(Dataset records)
........
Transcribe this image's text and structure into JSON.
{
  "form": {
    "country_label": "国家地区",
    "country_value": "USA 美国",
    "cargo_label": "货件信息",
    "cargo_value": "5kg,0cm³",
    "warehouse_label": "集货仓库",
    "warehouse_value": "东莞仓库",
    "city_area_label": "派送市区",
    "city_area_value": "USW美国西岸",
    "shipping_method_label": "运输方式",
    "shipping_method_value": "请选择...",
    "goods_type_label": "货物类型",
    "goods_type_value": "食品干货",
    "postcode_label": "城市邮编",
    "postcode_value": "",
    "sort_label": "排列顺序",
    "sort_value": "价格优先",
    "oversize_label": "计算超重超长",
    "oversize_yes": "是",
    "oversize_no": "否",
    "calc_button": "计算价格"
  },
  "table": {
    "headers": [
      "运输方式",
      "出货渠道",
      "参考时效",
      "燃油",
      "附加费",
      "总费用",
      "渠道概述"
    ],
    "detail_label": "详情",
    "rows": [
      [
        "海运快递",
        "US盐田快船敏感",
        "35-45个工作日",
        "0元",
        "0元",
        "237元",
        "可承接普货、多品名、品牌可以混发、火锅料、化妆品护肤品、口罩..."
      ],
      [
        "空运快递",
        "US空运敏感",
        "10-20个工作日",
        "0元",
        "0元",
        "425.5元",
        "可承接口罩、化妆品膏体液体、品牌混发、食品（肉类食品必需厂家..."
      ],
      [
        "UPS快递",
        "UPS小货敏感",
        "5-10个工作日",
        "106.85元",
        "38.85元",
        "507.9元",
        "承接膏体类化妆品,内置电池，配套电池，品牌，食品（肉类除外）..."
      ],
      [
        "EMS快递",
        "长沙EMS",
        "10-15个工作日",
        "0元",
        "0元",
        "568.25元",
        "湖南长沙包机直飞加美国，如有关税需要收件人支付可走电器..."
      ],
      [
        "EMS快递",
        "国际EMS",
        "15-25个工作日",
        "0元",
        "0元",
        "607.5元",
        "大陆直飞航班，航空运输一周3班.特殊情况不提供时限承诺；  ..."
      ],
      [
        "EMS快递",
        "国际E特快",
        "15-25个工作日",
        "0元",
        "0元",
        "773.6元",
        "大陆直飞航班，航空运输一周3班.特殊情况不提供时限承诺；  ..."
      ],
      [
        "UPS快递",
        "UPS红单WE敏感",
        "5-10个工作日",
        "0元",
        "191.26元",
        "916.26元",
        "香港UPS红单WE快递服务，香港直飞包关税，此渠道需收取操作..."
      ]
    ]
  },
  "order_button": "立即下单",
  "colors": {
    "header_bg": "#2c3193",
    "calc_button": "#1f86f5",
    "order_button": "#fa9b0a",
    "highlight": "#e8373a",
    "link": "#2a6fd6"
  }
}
........
• _The request_
Nothing should be left out: return all of the records exactly.

• _Exercise solution_
Transcribe this image's text and structure into JSON.
{
  "form": {
    "country_label": "国家地区",
    "country_value": "USA 美国",
    "cargo_label": "货件信息",
    "cargo_value": "5kg,0cm³",
    "warehouse_label": "集货仓库",
    "warehouse_value": "东莞仓库",
    "city_area_label": "派送市区",
    "city_area_value": "USW美国西岸",
    "shipping_method_label": "运输方式",
    "shipping_method_value": "请选择...",
    "goods_type_label": "货物类型",
    "goods_type_value": "食品干货",
    "postcode_label": "城市邮编",
    "postcode_value": "",
    "sort_label": "排列顺序",
    "sort_value": "价格优先",
    "oversize_label": "计算超重超长",
    "oversize_yes": "是",
    "oversize_no": "否",
    "calc_button": "计算价格"
  },
  "table": {
    "headers": [
      "运输方式",
      "出货渠道",
      "参考时效",
      "燃油",
      "附加费",
      "总费用",
      "渠道概述"
    ],
    "detail_label": "详情",
    "rows": [
      [
        "海运快递",
        "US盐田快船敏感",
        "35-45个工作日",
        "0元",
        "0元",
        "237元",
        "可承接普货、多品名、品牌可以混发、火锅料、化妆品护肤品、口罩..."
      ],
      [
        "空运快递",
        "US空运敏感",
        "10-20个工作日",
        "0元",
        "0元",
        "425.5元",
        "可承接口罩、化妆品膏体液体、品牌混发、食品（肉类食品必需厂家..."
      ],
      [
        "UPS快递",
        "UPS小货敏感",
        "5-10个工作日",
        "106.85元",
        "38.85元",
        "507.9元",
        "承接膏体类化妆品,内置电池，配套电池，品牌，食品（肉类除外）..."
      ],
      [
        "EMS快递",
        "长沙EMS",
        "10-15个工作日",
        "0元",
        "0元",
        "568.25元",
        "湖南长沙包机直飞加美国，如有关税需要收件人支付可走电器..."
      ],
      [
        "EMS快递",
        "国际EMS",
        "15-25个工作日",
        "0元",
        "0元",
        "607.5元",
        "大陆直飞航班，航空运输一周3班.特殊情况不提供时限承诺；  ..."
      ],
      [
        "EMS快递",
        "国际E特快",
        "15-25个工作日",
        "0元",
        "0元",
        "773.6元",
        "大陆直飞航班，航空运输一周3班.特殊情况不提供时限承诺；  ..."
      ],
      [
        "UPS快递",
        "UPS红单WE敏感",
        "5-10个工作日",
        "0元",
        "191.26元",
        "916.26元",
        "香港UPS红单WE快递服务，香港直飞包关税，此渠道需收取操作..."
      ]
    ]
  },
  "order_button": "立即下单",
  "colors": {
    "header_bg": "#2c3193",
    "calc_button": "#1f86f5",
    "order_button": "#fa9b0a",
    "highlight": "#e8373a",
    "link": "#2a6fd6"
  }
}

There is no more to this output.